/---

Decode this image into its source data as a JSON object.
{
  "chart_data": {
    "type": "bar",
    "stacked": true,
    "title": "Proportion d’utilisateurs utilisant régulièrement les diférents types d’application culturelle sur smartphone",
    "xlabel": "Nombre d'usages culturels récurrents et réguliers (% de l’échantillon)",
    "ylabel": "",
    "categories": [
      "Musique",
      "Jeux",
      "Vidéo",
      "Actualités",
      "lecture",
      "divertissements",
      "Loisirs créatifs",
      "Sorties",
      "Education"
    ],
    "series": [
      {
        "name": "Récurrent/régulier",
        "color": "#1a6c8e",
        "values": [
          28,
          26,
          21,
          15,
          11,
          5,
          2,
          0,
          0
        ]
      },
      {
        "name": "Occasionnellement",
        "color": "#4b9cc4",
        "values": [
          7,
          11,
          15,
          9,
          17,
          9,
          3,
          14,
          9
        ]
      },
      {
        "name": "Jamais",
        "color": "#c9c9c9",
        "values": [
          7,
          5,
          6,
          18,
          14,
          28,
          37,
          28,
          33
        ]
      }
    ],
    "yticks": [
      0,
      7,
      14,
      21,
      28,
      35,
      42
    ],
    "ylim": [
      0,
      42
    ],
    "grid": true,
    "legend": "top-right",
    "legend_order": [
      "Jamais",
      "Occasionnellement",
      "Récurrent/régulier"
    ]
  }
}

\---

◆ Work to do ◆
Your task is to retype all of the records exactly.

◆ Response to this exercise ◆
Decode this image into its source data as a JSON object.
{
  "chart_data": {
    "type": "bar",
    "stacked": true,
    "title": "Proportion d’utilisateurs utilisant régulièrement les diférents types d’application culturelle sur smartphone",
    "xlabel": "Nombre d'usages culturels récurrents et réguliers (% de l’échantillon)",
    "ylabel": "",
    "categories": [
      "Musique",
      "Jeux",
      "Vidéo",
      "Actualités",
      "lecture",
      "divertissements",
      "Loisirs créatifs",
      "Sorties",
      "Education"
    ],
    "series": [
      {
        "name": "Récurrent/régulier",
        "color": "#1a6c8e",
        "values": [
          28,
          26,
          21,
          15,
          11,
          5,
          2,
          0,
          0
        ]
      },
      {
        "name": "Occasionnellement",
        "color": "#4b9cc4",
        "values": [
          7,
          11,
          15,
          9,
          17,
          9,
          3,
          14,
          9
        ]
      },
      {
        "name": "Jamais",
        "color": "#c9c9c9",
        "values": [
          7,
          5,
          6,
          18,
          14,
          28,
          37,
          28,
          33
        ]
      }
    ],
    "yticks": [
      0,
      7,
      14,
      21,
      28,
      35,
      42
    ],
    "ylim": [
      0,
      42
    ],
    "grid": true,
    "legend": "top-right",
    "legend_order": [
      "Jamais",
      "Occasionnellement",
      "Récurrent/régulier"
    ]
  }
}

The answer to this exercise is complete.